TASK STATEMENT: Tell how many lines have the string "shown" in them, and write nothing besides the number.

[BEGIN]

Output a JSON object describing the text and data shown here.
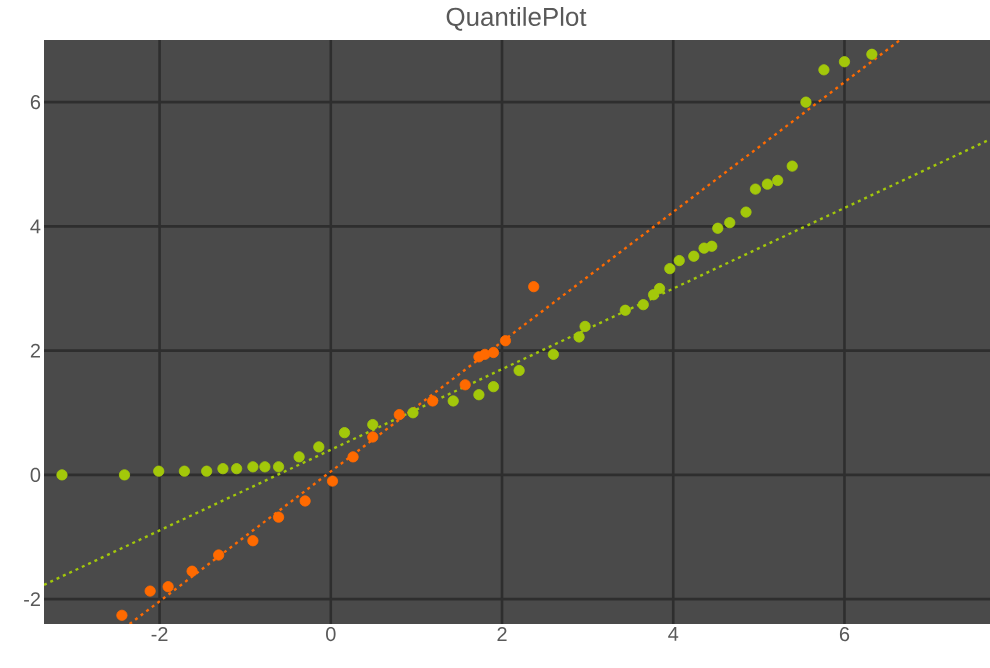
{
  "chart_data": {
    "type": "scatter",
    "title": "QuantilePlot",
    "xlim": [
      -3.35,
      7.7
    ],
    "ylim": [
      -2.4,
      7.0
    ],
    "xticks": [
      -2,
      0,
      2,
      4,
      6
    ],
    "yticks": [
      -2,
      0,
      2,
      4,
      6
    ],
    "grid": true,
    "marker": "circle",
    "series": [
      {
        "color": "#a3c80a",
        "x": [
          -3.14,
          -2.41,
          -2.01,
          -1.71,
          -1.45,
          -1.26,
          -1.1,
          -0.91,
          -0.77,
          -0.61,
          -0.37,
          -0.14,
          0.16,
          0.49,
          0.96,
          1.43,
          1.73,
          1.9,
          2.2,
          2.6,
          2.9,
          2.97,
          3.44,
          3.65,
          3.77,
          3.84,
          3.96,
          4.07,
          4.24,
          4.36,
          4.45,
          4.52,
          4.66,
          4.85,
          4.96,
          5.1,
          5.22,
          5.39,
          5.55,
          5.76,
          6.0,
          6.32
        ],
        "values": [
          0,
          0,
          0.06,
          0.06,
          0.06,
          0.1,
          0.1,
          0.13,
          0.13,
          0.13,
          0.29,
          0.45,
          0.68,
          0.81,
          1.0,
          1.19,
          1.29,
          1.42,
          1.68,
          1.94,
          2.22,
          2.39,
          2.65,
          2.74,
          2.9,
          3.0,
          3.32,
          3.45,
          3.52,
          3.65,
          3.68,
          3.97,
          4.06,
          4.23,
          4.6,
          4.68,
          4.74,
          4.97,
          6.0,
          6.52,
          6.65,
          6.77
        ]
      },
      {
        "color": "#ff6a00",
        "x": [
          -2.44,
          -2.11,
          -1.9,
          -1.62,
          -1.31,
          -0.91,
          -0.61,
          -0.3,
          0.02,
          0.26,
          0.49,
          0.8,
          1.19,
          1.57,
          1.73,
          1.8,
          1.9,
          2.04,
          2.37
        ],
        "values": [
          -2.26,
          -1.87,
          -1.8,
          -1.55,
          -1.29,
          -1.06,
          -0.68,
          -0.42,
          -0.1,
          0.29,
          0.61,
          0.97,
          1.19,
          1.45,
          1.9,
          1.94,
          1.97,
          2.16,
          3.03
        ]
      },
      {
        "type": "line",
        "color": "#a3c80a",
        "line_style": "dotted",
        "marker": "none",
        "x": [
          -3.35,
          7.7
        ],
        "values": [
          -1.77,
          5.4
        ]
      },
      {
        "type": "line",
        "color": "#ff6a00",
        "line_style": "dotted",
        "marker": "none",
        "x": [
          -2.35,
          6.65
        ],
        "values": [
          -2.4,
          7.0
        ]
      }
    ]
  }
}
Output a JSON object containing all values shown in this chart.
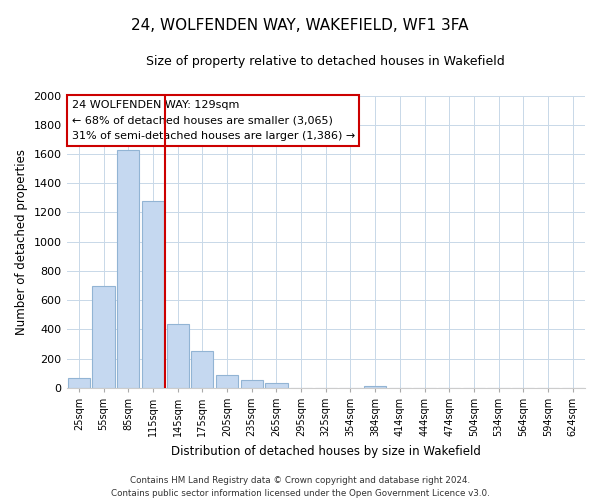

[END]

REPLY TO THE EXERCISE: 2